WHAT IS ASKED:
Quote the records that follow in full and exactly; leave out the pictures.
....
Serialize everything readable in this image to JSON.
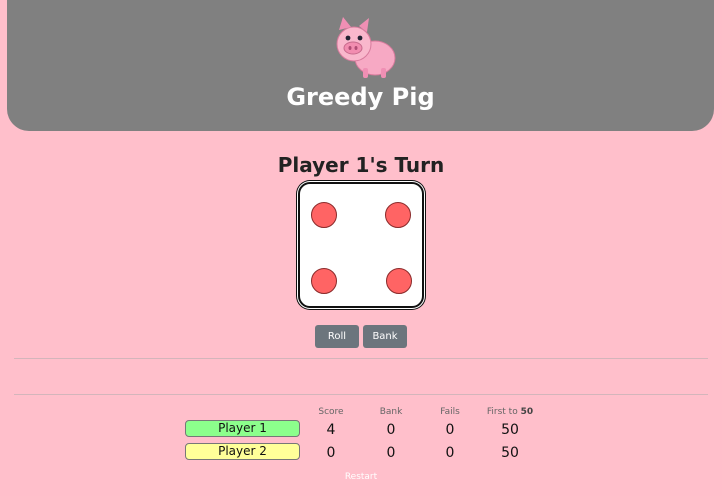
{
  "header": {
    "title": "Greedy Pig",
    "logo_icon": "pig-icon"
  },
  "turn": {
    "label": "Player 1's Turn"
  },
  "die": {
    "value": 4,
    "pip_color": "#ff6464"
  },
  "actions": {
    "roll_label": "Roll",
    "bank_label": "Bank"
  },
  "scoreboard": {
    "columns": {
      "score": "Score",
      "bank": "Bank",
      "fails": "Fails",
      "first_to_prefix": "First to",
      "first_to_value": "50"
    },
    "players": [
      {
        "name": "Player 1",
        "score": "4",
        "bank": "0",
        "fails": "0",
        "first_to": "50",
        "color": "#8cff8c"
      },
      {
        "name": "Player 2",
        "score": "0",
        "bank": "0",
        "fails": "0",
        "first_to": "50",
        "color": "#ffff99"
      }
    ]
  },
  "footer": {
    "restart_label": "Restart"
  }
}
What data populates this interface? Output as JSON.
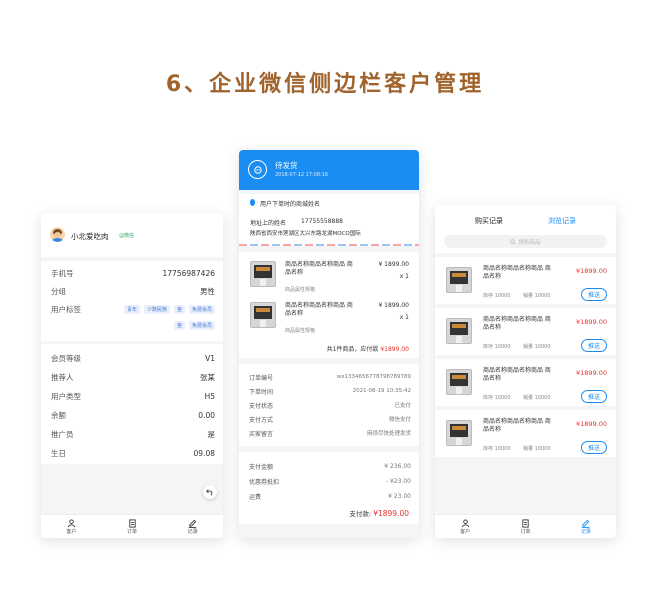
{
  "page_title": "6、企业微信侧边栏客户管理",
  "colors": {
    "accent": "#1a8df2",
    "price": "#e8312f",
    "title": "#a0632b"
  },
  "profile": {
    "name": "小北爱吃肉",
    "wechat_tag": "@微信",
    "fields": [
      {
        "label": "手机号",
        "value": "17756987426"
      },
      {
        "label": "分组",
        "value": "男性"
      },
      {
        "label": "用户标签",
        "value": ""
      }
    ],
    "tags_row1": [
      "青年",
      "少数民族",
      "宫",
      "免费会员"
    ],
    "tags_row2": [
      "宫",
      "免费会员"
    ],
    "member_fields": [
      {
        "label": "会员等级",
        "value": "V1"
      },
      {
        "label": "推荐人",
        "value": "张某"
      },
      {
        "label": "用户类型",
        "value": "H5"
      },
      {
        "label": "余额",
        "value": "0.00"
      },
      {
        "label": "推广员",
        "value": "是"
      },
      {
        "label": "生日",
        "value": "09.08"
      }
    ]
  },
  "tabs": {
    "customer": "客户",
    "order": "订单",
    "record": "记录"
  },
  "order": {
    "status": "待发货",
    "time": "2018-07-12  17:08:16",
    "shop_name": "用户下单时的商城姓名",
    "address_name": "地址上的姓名",
    "phone": "17755558888",
    "address": "陕西省西安市莲湖区大兴东路龙湖MOCO国际",
    "items": [
      {
        "name": "商品名称商品名称商品 商品名称",
        "price": "¥ 1899.00",
        "qty": "x 1",
        "spec": "商品属性规格"
      },
      {
        "name": "商品名称商品名称商品 商品名称",
        "price": "¥ 1899.00",
        "qty": "x 1",
        "spec": "商品属性规格"
      }
    ],
    "summary_label": "共1件商品，应付款",
    "summary_value": "¥1899.00",
    "info": [
      {
        "label": "订单编号",
        "value": "wx1334656778798789789"
      },
      {
        "label": "下单时间",
        "value": "2021-08-19 10:35:42"
      },
      {
        "label": "支付状态",
        "value": "已支付"
      },
      {
        "label": "支付方式",
        "value": "微信支付"
      },
      {
        "label": "买家留言",
        "value": "麻烦尽快处理发货"
      }
    ],
    "pay": [
      {
        "label": "支付金额",
        "value": "¥ 236.00"
      },
      {
        "label": "优惠券抵扣",
        "value": "- ¥23.00"
      },
      {
        "label": "运费",
        "value": "¥ 23.00"
      }
    ],
    "paid_label": "支付款:",
    "paid_value": "¥1899.00"
  },
  "records": {
    "tab_buy": "购买记录",
    "tab_browse": "浏览记录",
    "search_placeholder": "搜索商品",
    "items": [
      {
        "name": "商品名称商品名称商品 商品名称",
        "price": "¥1899.00",
        "stock": "库存 10000",
        "sales": "销量 10000",
        "btn": "推送"
      },
      {
        "name": "商品名称商品名称商品 商品名称",
        "price": "¥1899.00",
        "stock": "库存 10000",
        "sales": "销量 10000",
        "btn": "推送"
      },
      {
        "name": "商品名称商品名称商品 商品名称",
        "price": "¥1899.00",
        "stock": "库存 10000",
        "sales": "销量 10000",
        "btn": "推送"
      },
      {
        "name": "商品名称商品名称商品 商品名称",
        "price": "¥1899.00",
        "stock": "库存 10000",
        "sales": "销量 10000",
        "btn": "推送"
      }
    ]
  }
}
....
CORRECT OUTPUT:
Serialize everything readable in this image to JSON.
{
  "header": {
    "title": "Greedy Pig",
    "logo_icon": "pig-icon"
  },
  "turn": {
    "label": "Player 1's Turn"
  },
  "die": {
    "value": 4,
    "pip_color": "#ff6464"
  },
  "actions": {
    "roll_label": "Roll",
    "bank_label": "Bank"
  },
  "scoreboard": {
    "columns": {
      "score": "Score",
      "bank": "Bank",
      "fails": "Fails",
      "first_to_prefix": "First to",
      "first_to_value": "50"
    },
    "players": [
      {
        "name": "Player 1",
        "score": "4",
        "bank": "0",
        "fails": "0",
        "first_to": "50",
        "color": "#8cff8c"
      },
      {
        "name": "Player 2",
        "score": "0",
        "bank": "0",
        "fails": "0",
        "first_to": "50",
        "color": "#ffff99"
      }
    ]
  },
  "footer": {
    "restart_label": "Restart"
  }
}
What data populates this interface? Output as JSON.
{
  "page_title": "6、企业微信侧边栏客户管理",
  "colors": {
    "accent": "#1a8df2",
    "price": "#e8312f",
    "title": "#a0632b"
  },
  "profile": {
    "name": "小北爱吃肉",
    "wechat_tag": "@微信",
    "fields": [
      {
        "label": "手机号",
        "value": "17756987426"
      },
      {
        "label": "分组",
        "value": "男性"
      },
      {
        "label": "用户标签",
        "value": ""
      }
    ],
    "tags_row1": [
      "青年",
      "少数民族",
      "宫",
      "免费会员"
    ],
    "tags_row2": [
      "宫",
      "免费会员"
    ],
    "member_fields": [
      {
        "label": "会员等级",
        "value": "V1"
      },
      {
        "label": "推荐人",
        "value": "张某"
      },
      {
        "label": "用户类型",
        "value": "H5"
      },
      {
        "label": "余额",
        "value": "0.00"
      },
      {
        "label": "推广员",
        "value": "是"
      },
      {
        "label": "生日",
        "value": "09.08"
      }
    ]
  },
  "tabs": {
    "customer": "客户",
    "order": "订单",
    "record": "记录"
  },
  "order": {
    "status": "待发货",
    "time": "2018-07-12  17:08:16",
    "shop_name": "用户下单时的商城姓名",
    "address_name": "地址上的姓名",
    "phone": "17755558888",
    "address": "陕西省西安市莲湖区大兴东路龙湖MOCO国际",
    "items": [
      {
        "name": "商品名称商品名称商品 商品名称",
        "price": "¥ 1899.00",
        "qty": "x 1",
        "spec": "商品属性规格"
      },
      {
        "name": "商品名称商品名称商品 商品名称",
        "price": "¥ 1899.00",
        "qty": "x 1",
        "spec": "商品属性规格"
      }
    ],
    "summary_label": "共1件商品，应付款",
    "summary_value": "¥1899.00",
    "info": [
      {
        "label": "订单编号",
        "value": "wx1334656778798789789"
      },
      {
        "label": "下单时间",
        "value": "2021-08-19 10:35:42"
      },
      {
        "label": "支付状态",
        "value": "已支付"
      },
      {
        "label": "支付方式",
        "value": "微信支付"
      },
      {
        "label": "买家留言",
        "value": "麻烦尽快处理发货"
      }
    ],
    "pay": [
      {
        "label": "支付金额",
        "value": "¥ 236.00"
      },
      {
        "label": "优惠券抵扣",
        "value": "- ¥23.00"
      },
      {
        "label": "运费",
        "value": "¥ 23.00"
      }
    ],
    "paid_label": "支付款:",
    "paid_value": "¥1899.00"
  },
  "records": {
    "tab_buy": "购买记录",
    "tab_browse": "浏览记录",
    "search_placeholder": "搜索商品",
    "items": [
      {
        "name": "商品名称商品名称商品 商品名称",
        "price": "¥1899.00",
        "stock": "库存 10000",
        "sales": "销量 10000",
        "btn": "推送"
      },
      {
        "name": "商品名称商品名称商品 商品名称",
        "price": "¥1899.00",
        "stock": "库存 10000",
        "sales": "销量 10000",
        "btn": "推送"
      },
      {
        "name": "商品名称商品名称商品 商品名称",
        "price": "¥1899.00",
        "stock": "库存 10000",
        "sales": "销量 10000",
        "btn": "推送"
      },
      {
        "name": "商品名称商品名称商品 商品名称",
        "price": "¥1899.00",
        "stock": "库存 10000",
        "sales": "销量 10000",
        "btn": "推送"
      }
    ]
  }
}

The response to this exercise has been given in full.